Copy the entries below, renaming each "legend-swatch" to "color-swatch" and leaving every other character unchanged.
====
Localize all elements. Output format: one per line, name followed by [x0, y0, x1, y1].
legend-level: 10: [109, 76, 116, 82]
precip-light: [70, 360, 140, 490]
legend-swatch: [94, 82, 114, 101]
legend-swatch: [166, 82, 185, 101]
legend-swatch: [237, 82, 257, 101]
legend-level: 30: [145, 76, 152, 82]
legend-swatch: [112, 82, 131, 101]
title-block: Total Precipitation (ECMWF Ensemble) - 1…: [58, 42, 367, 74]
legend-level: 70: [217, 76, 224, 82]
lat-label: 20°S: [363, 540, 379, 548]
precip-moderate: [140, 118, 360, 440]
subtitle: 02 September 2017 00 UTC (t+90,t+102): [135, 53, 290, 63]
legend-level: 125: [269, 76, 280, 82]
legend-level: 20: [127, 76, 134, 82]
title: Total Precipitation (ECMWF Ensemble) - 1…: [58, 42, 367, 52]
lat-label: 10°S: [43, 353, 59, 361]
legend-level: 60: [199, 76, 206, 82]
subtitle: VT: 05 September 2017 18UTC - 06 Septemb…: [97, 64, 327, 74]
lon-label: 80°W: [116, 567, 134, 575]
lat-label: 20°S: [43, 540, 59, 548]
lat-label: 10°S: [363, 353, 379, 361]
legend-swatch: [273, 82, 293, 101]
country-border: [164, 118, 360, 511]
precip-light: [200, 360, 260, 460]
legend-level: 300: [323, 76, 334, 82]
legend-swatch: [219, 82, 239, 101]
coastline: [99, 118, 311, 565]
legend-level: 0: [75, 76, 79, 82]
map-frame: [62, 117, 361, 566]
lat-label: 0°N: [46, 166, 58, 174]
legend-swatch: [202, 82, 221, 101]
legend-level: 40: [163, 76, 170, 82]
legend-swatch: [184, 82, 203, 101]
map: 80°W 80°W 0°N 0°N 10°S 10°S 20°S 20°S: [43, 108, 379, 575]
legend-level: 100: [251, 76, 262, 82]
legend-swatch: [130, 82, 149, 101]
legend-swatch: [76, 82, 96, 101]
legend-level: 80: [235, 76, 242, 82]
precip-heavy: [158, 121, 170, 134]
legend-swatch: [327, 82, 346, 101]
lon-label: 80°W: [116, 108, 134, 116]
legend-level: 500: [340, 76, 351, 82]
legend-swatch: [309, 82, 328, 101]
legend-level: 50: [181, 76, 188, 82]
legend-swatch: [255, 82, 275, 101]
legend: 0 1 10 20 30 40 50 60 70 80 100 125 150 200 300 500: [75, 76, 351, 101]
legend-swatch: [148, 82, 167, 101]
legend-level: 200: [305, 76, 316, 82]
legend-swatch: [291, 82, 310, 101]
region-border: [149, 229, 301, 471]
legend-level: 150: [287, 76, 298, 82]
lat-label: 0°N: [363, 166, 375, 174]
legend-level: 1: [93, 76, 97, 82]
====
TASK RESPONSE:
Localize all elements. Output format: one per line, name followed by [x0, y0, x1, y1].
legend-level: 10: [109, 76, 116, 82]
precip-light: [70, 360, 140, 490]
color-swatch: [94, 82, 114, 101]
color-swatch: [166, 82, 185, 101]
color-swatch: [237, 82, 257, 101]
legend-level: 30: [145, 76, 152, 82]
color-swatch: [112, 82, 131, 101]
title-block: Total Precipitation (ECMWF Ensemble) - 1…: [58, 42, 367, 74]
legend-level: 70: [217, 76, 224, 82]
lat-label: 20°S: [363, 540, 379, 548]
precip-moderate: [140, 118, 360, 440]
subtitle: 02 September 2017 00 UTC (t+90,t+102): [135, 53, 290, 63]
legend-level: 125: [269, 76, 280, 82]
legend-level: 20: [127, 76, 134, 82]
title: Total Precipitation (ECMWF Ensemble) - 1…: [58, 42, 367, 52]
lat-label: 10°S: [43, 353, 59, 361]
legend-level: 60: [199, 76, 206, 82]
subtitle: VT: 05 September 2017 18UTC - 06 Septemb…: [97, 64, 327, 74]
lon-label: 80°W: [116, 567, 134, 575]
lat-label: 20°S: [43, 540, 59, 548]
lat-label: 10°S: [363, 353, 379, 361]
color-swatch: [273, 82, 293, 101]
country-border: [164, 118, 360, 511]
precip-light: [200, 360, 260, 460]
legend-level: 300: [323, 76, 334, 82]
color-swatch: [219, 82, 239, 101]
coastline: [99, 118, 311, 565]
legend-level: 0: [75, 76, 79, 82]
map-frame: [62, 117, 361, 566]
lat-label: 0°N: [46, 166, 58, 174]
color-swatch: [202, 82, 221, 101]
legend-level: 40: [163, 76, 170, 82]
color-swatch: [184, 82, 203, 101]
map: 80°W 80°W 0°N 0°N 10°S 10°S 20°S 20°S: [43, 108, 379, 575]
legend-level: 100: [251, 76, 262, 82]
color-swatch: [130, 82, 149, 101]
color-swatch: [76, 82, 96, 101]
legend-level: 80: [235, 76, 242, 82]
precip-heavy: [158, 121, 170, 134]
color-swatch: [327, 82, 346, 101]
lon-label: 80°W: [116, 108, 134, 116]
legend-level: 500: [340, 76, 351, 82]
color-swatch: [309, 82, 328, 101]
legend-level: 50: [181, 76, 188, 82]
color-swatch: [255, 82, 275, 101]
legend: 0 1 10 20 30 40 50 60 70 80 100 125 150 200 300 500: [75, 76, 351, 101]
color-swatch: [148, 82, 167, 101]
legend-level: 200: [305, 76, 316, 82]
color-swatch: [291, 82, 310, 101]
region-border: [149, 229, 301, 471]
legend-level: 150: [287, 76, 298, 82]
lat-label: 0°N: [363, 166, 375, 174]
legend-level: 1: [93, 76, 97, 82]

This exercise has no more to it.